▶ What you have to do: Check each line of the material below for "Note", then copy the ones that contain it.

▶ Saved data entries:
--- begin ---

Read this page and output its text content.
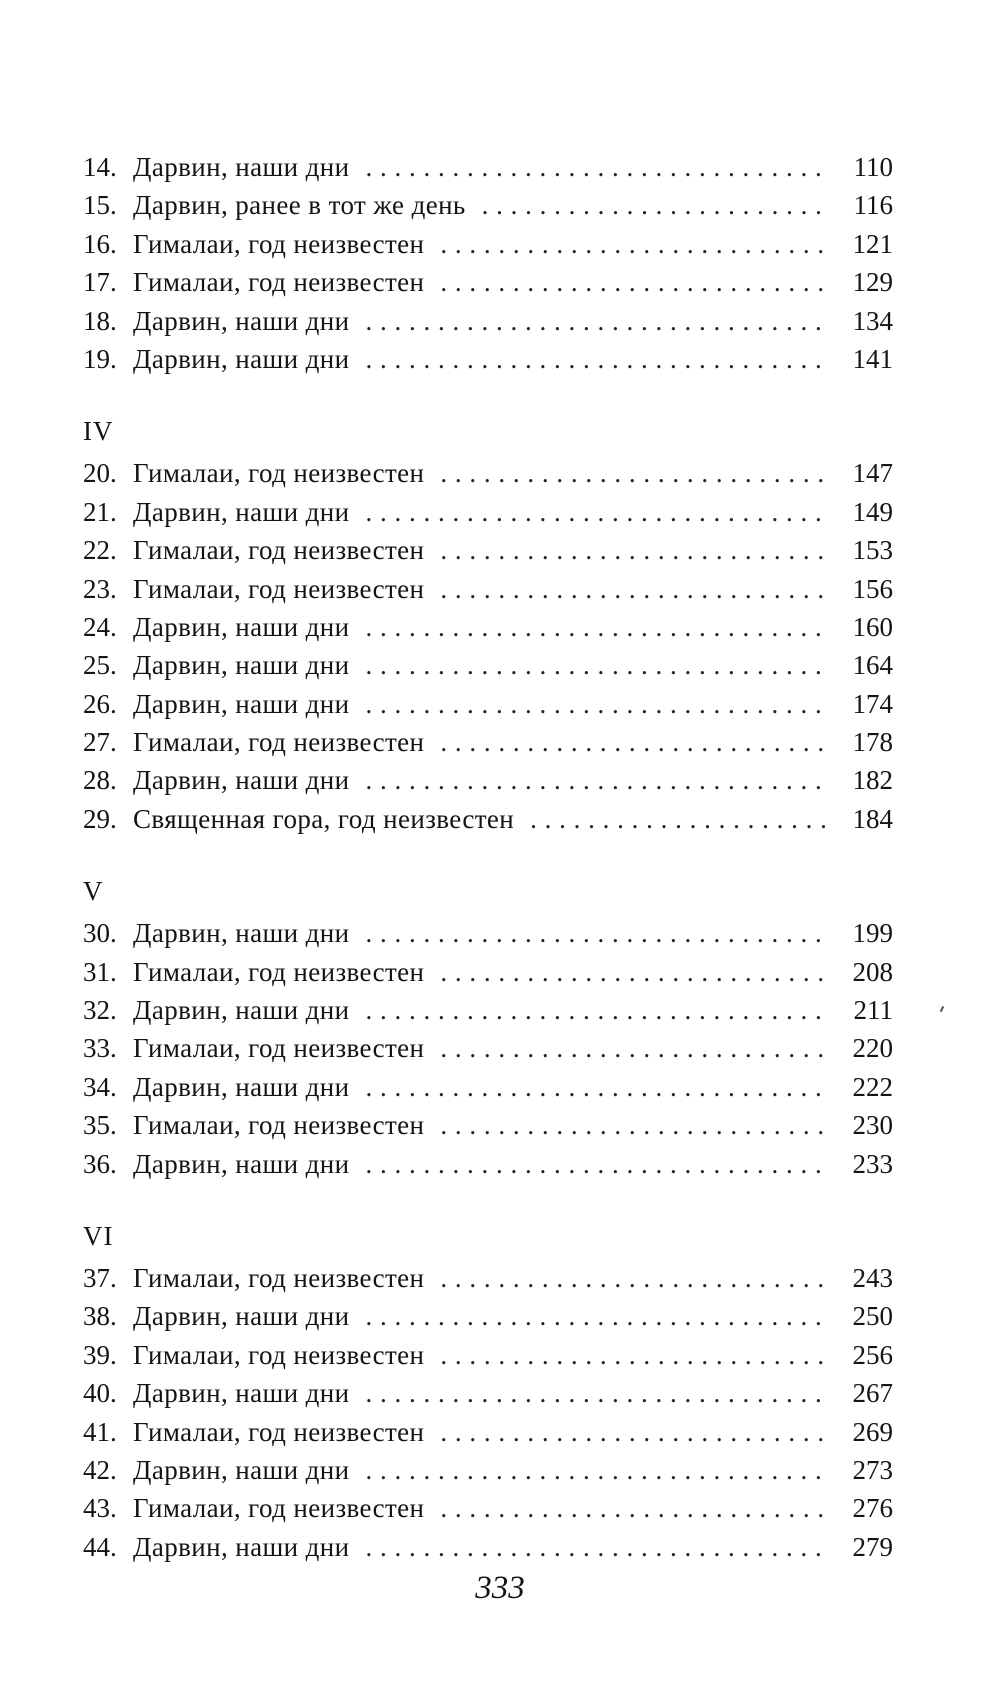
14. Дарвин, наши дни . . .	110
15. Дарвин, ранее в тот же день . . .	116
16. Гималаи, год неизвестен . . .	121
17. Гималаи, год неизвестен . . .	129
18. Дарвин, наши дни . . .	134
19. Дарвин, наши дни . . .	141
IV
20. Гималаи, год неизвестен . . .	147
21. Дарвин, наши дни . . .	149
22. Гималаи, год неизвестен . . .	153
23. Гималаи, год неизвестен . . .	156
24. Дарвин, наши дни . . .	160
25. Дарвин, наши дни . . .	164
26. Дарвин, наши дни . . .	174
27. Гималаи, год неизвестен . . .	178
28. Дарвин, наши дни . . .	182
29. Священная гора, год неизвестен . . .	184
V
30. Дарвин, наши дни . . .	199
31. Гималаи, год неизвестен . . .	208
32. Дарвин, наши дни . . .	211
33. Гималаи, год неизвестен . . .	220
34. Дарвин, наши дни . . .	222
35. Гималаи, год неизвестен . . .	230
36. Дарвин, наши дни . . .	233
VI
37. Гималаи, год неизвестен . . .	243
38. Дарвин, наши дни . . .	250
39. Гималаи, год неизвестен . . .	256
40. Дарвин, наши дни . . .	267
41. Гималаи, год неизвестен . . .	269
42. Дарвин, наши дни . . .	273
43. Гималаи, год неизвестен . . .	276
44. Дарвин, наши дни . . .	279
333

--- end ---
--- begin ---

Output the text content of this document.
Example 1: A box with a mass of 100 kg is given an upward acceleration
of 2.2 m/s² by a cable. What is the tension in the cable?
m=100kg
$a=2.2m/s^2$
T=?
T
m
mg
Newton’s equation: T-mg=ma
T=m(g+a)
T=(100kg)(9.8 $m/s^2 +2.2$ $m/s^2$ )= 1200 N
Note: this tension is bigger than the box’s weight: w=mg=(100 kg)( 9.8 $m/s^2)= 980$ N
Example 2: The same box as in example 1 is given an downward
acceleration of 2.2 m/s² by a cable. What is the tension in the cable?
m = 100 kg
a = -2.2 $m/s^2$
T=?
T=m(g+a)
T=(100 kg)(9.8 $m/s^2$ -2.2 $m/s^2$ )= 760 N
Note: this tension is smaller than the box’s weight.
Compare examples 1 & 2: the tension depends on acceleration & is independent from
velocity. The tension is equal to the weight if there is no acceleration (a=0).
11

--- end ---
--- begin ---

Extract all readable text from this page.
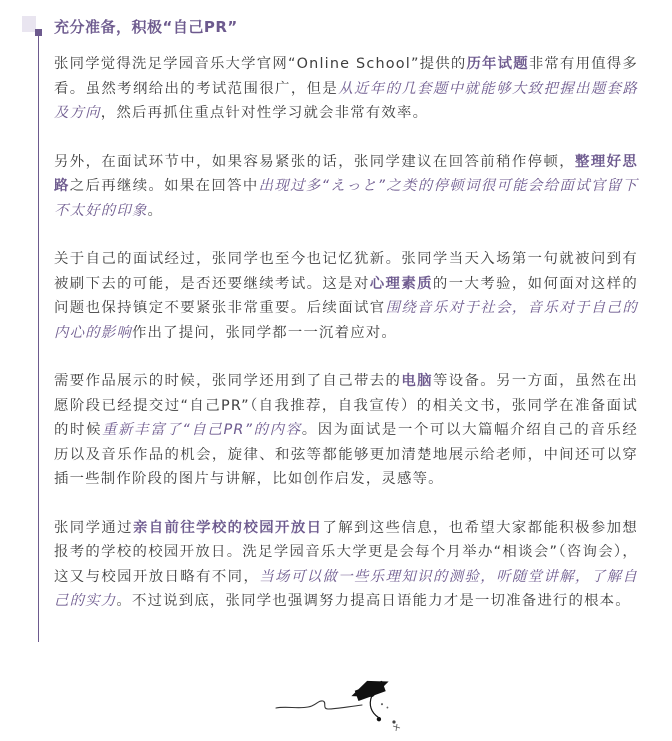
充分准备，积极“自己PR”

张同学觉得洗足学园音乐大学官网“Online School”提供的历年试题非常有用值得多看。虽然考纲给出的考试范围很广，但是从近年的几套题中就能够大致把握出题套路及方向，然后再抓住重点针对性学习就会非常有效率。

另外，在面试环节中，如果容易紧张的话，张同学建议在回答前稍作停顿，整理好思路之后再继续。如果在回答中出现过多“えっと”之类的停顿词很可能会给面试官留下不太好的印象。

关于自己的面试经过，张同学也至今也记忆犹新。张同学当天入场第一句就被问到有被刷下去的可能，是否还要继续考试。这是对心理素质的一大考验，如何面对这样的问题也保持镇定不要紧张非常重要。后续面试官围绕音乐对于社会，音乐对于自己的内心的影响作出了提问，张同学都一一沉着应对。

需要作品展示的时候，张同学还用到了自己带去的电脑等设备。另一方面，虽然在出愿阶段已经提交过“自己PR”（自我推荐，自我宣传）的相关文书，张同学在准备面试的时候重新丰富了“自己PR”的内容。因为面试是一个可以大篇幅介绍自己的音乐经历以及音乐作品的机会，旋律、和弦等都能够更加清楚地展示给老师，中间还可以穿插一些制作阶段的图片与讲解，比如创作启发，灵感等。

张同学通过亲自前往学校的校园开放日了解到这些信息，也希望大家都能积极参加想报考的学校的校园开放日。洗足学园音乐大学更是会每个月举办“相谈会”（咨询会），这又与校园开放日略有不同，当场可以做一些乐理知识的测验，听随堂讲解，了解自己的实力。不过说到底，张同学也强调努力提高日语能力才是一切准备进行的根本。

--- end ---

▶ Task solution:
Note: this tension is bigger than the box’s weight: w=mg=(100 kg)( 9.8 $m/s^2)= 980$ N
Note: this tension is smaller than the box’s weight.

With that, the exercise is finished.